**Records for processing**
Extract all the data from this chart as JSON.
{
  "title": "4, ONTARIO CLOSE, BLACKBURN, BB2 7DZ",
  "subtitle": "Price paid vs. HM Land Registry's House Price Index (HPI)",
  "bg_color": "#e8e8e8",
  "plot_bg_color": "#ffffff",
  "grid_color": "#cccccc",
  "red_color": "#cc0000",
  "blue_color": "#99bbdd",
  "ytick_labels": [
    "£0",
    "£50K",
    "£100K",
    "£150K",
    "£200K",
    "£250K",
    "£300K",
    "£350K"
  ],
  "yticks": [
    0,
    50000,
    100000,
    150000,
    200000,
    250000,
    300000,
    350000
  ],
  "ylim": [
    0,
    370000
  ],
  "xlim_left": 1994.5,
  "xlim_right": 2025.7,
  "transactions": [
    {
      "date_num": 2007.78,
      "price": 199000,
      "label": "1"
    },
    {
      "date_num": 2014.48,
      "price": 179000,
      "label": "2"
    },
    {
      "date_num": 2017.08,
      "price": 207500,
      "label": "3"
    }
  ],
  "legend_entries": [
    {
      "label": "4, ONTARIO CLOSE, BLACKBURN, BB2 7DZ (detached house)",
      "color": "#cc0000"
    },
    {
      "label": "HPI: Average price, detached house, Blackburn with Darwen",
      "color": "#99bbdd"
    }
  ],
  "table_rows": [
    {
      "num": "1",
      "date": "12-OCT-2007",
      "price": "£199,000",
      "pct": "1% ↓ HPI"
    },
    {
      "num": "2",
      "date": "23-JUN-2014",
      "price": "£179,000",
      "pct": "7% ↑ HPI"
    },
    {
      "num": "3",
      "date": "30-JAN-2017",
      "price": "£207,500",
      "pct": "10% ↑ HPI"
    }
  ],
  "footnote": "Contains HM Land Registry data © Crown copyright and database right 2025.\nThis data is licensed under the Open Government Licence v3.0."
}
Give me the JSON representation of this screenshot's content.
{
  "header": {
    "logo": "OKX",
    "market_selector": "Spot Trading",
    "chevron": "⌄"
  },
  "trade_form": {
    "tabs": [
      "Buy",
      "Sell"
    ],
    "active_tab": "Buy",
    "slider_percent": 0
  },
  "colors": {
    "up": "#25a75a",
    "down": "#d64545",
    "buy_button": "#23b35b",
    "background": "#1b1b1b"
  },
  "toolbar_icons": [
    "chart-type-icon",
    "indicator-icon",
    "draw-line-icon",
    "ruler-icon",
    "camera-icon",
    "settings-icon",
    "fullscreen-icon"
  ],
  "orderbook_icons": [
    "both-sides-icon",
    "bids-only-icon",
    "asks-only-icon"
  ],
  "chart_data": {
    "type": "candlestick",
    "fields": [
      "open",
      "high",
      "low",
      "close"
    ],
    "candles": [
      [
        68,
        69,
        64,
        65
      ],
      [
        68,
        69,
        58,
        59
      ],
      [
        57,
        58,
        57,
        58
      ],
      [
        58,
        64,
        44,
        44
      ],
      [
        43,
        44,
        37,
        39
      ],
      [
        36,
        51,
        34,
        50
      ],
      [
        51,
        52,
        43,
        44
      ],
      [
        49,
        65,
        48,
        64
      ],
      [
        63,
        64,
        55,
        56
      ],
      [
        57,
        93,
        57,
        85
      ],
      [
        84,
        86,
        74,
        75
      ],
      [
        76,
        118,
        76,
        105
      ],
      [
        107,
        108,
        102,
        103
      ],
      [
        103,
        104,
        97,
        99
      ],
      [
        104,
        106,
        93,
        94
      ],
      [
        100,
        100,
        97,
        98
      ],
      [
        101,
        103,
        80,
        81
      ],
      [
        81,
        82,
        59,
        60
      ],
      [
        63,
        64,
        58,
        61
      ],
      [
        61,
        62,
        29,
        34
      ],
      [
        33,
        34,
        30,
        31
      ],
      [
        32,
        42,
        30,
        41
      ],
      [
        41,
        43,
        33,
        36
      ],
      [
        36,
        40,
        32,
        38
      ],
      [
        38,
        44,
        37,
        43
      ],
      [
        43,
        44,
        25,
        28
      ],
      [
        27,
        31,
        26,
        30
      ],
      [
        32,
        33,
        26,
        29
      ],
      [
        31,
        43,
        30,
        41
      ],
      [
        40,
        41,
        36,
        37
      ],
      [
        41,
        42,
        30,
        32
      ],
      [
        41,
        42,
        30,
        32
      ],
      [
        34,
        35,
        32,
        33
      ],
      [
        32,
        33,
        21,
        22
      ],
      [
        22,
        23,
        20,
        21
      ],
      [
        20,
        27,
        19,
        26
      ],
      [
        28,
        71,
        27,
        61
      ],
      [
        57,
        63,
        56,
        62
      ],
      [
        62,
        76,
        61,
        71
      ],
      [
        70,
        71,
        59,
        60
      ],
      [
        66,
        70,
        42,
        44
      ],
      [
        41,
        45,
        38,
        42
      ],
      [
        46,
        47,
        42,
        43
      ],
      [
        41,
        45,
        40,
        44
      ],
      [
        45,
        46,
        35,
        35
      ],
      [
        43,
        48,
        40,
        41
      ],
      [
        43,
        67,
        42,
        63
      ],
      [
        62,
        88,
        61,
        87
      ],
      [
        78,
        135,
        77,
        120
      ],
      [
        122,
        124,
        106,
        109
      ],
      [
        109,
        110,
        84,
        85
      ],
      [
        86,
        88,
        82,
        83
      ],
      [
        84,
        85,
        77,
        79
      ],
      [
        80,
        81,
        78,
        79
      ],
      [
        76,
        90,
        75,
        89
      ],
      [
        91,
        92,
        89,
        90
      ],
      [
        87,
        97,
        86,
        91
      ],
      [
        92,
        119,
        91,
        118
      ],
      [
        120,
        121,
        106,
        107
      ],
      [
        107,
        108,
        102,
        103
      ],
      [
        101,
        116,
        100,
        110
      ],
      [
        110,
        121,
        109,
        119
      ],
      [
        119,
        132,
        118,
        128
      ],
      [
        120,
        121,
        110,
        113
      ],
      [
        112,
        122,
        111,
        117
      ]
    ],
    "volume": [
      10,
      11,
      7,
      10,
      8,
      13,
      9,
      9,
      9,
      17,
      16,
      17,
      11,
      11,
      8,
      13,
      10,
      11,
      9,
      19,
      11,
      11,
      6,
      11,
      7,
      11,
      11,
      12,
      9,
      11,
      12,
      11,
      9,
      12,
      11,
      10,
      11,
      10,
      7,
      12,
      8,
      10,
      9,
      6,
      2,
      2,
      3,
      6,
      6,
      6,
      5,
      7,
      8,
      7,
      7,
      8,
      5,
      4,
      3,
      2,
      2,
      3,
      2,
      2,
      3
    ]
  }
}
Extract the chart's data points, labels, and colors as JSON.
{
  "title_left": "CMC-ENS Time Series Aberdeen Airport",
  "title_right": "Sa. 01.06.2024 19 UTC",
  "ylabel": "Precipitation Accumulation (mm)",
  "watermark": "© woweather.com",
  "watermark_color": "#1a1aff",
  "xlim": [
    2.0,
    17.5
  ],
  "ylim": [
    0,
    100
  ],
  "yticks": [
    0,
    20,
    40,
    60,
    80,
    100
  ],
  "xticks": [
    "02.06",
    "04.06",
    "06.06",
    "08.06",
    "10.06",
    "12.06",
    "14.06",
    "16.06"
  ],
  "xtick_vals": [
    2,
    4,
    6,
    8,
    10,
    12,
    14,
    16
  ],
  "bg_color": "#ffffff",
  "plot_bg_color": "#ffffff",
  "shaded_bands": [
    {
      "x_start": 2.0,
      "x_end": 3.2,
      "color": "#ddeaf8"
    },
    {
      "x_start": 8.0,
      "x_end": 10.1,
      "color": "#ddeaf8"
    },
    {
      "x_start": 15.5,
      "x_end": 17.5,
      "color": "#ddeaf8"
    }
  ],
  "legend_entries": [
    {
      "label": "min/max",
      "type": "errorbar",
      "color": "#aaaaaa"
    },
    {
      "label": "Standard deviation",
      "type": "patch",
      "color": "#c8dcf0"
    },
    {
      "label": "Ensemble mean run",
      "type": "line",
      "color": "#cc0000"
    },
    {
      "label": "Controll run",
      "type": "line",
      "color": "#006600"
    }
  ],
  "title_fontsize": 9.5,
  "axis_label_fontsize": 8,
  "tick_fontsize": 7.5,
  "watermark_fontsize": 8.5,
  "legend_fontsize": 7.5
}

**Task description**
Filter the entries and copy out every line with the word "ONTARIO".

**Correct response**
  "title": "4, ONTARIO CLOSE, BLACKBURN, BB2 7DZ",
      "label": "4, ONTARIO CLOSE, BLACKBURN, BB2 7DZ (detached house)",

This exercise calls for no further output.